◆ AIM: Reproduce every entry that follows word for word, but omit the images.

Dataset entries:
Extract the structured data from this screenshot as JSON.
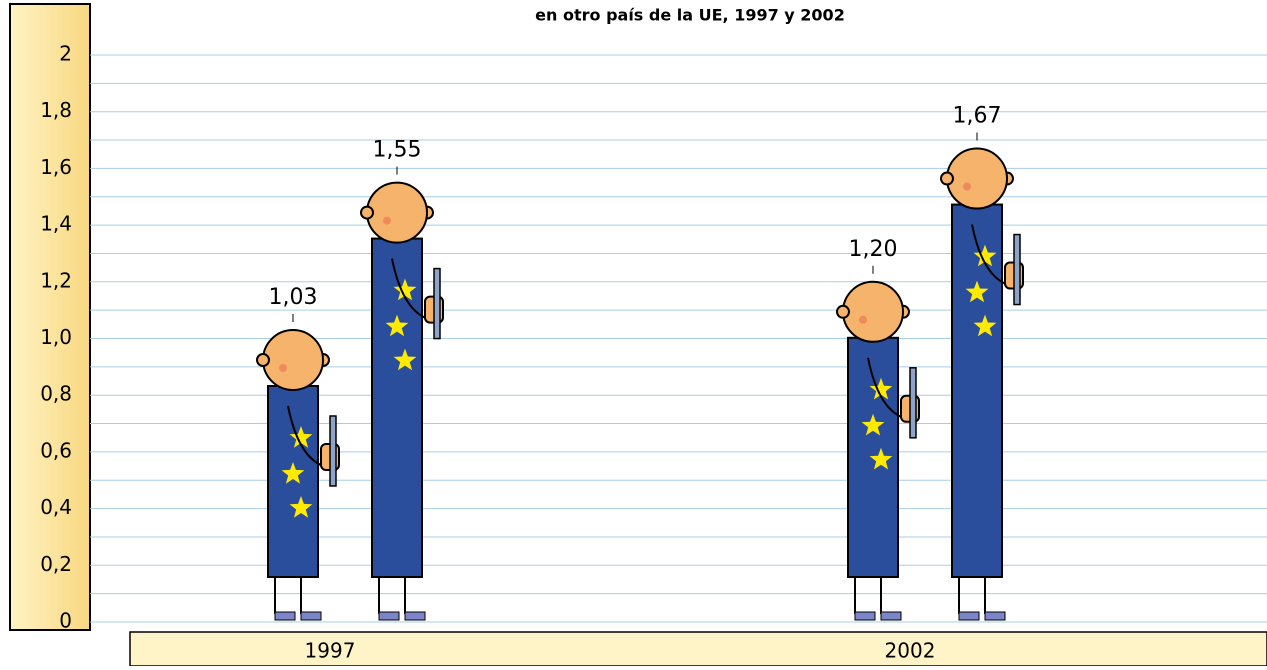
{
  "chart_data": {
    "type": "pictogram",
    "title": "en otro país de la UE, 1997 y 2002",
    "categories": [
      "1997",
      "2002"
    ],
    "series": [
      {
        "color": "#2a4d9c",
        "values": [
          1.03,
          1.2
        ],
        "value_labels": [
          "1,03",
          "1,20"
        ]
      },
      {
        "color": "#2a4d9c",
        "values": [
          1.55,
          1.67
        ],
        "value_labels": [
          "1,55",
          "1,67"
        ]
      }
    ],
    "ylim": [
      0,
      2.04
    ],
    "yticks": [
      {
        "value": 0,
        "label": "0"
      },
      {
        "value": 0.2,
        "label": "0,2"
      },
      {
        "value": 0.4,
        "label": "0,4"
      },
      {
        "value": 0.6,
        "label": "0,6"
      },
      {
        "value": 0.8,
        "label": "0,8"
      },
      {
        "value": 1.0,
        "label": "1,0"
      },
      {
        "value": 1.2,
        "label": "1,2"
      },
      {
        "value": 1.4,
        "label": "1,4"
      },
      {
        "value": 1.6,
        "label": "1,6"
      },
      {
        "value": 1.8,
        "label": "1,8"
      },
      {
        "value": 2,
        "label": "2"
      }
    ],
    "minor_yticks": [
      0.1,
      0.3,
      0.5,
      0.7,
      0.9,
      1.1,
      1.3,
      1.5,
      1.7,
      1.9
    ],
    "grid": true
  }
}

◆ WRITTEN RESPONSE:
Extract the structured data from this screenshot as JSON.
{
  "chart_data": {
    "type": "pictogram",
    "title": "en otro país de la UE, 1997 y 2002",
    "categories": [
      "1997",
      "2002"
    ],
    "series": [
      {
        "color": "#2a4d9c",
        "values": [
          1.03,
          1.2
        ],
        "value_labels": [
          "1,03",
          "1,20"
        ]
      },
      {
        "color": "#2a4d9c",
        "values": [
          1.55,
          1.67
        ],
        "value_labels": [
          "1,55",
          "1,67"
        ]
      }
    ],
    "ylim": [
      0,
      2.04
    ],
    "yticks": [
      {
        "value": 0,
        "label": "0"
      },
      {
        "value": 0.2,
        "label": "0,2"
      },
      {
        "value": 0.4,
        "label": "0,4"
      },
      {
        "value": 0.6,
        "label": "0,6"
      },
      {
        "value": 0.8,
        "label": "0,8"
      },
      {
        "value": 1.0,
        "label": "1,0"
      },
      {
        "value": 1.2,
        "label": "1,2"
      },
      {
        "value": 1.4,
        "label": "1,4"
      },
      {
        "value": 1.6,
        "label": "1,6"
      },
      {
        "value": 1.8,
        "label": "1,8"
      },
      {
        "value": 2,
        "label": "2"
      }
    ],
    "minor_yticks": [
      0.1,
      0.3,
      0.5,
      0.7,
      0.9,
      1.1,
      1.3,
      1.5,
      1.7,
      1.9
    ],
    "grid": true
  }
}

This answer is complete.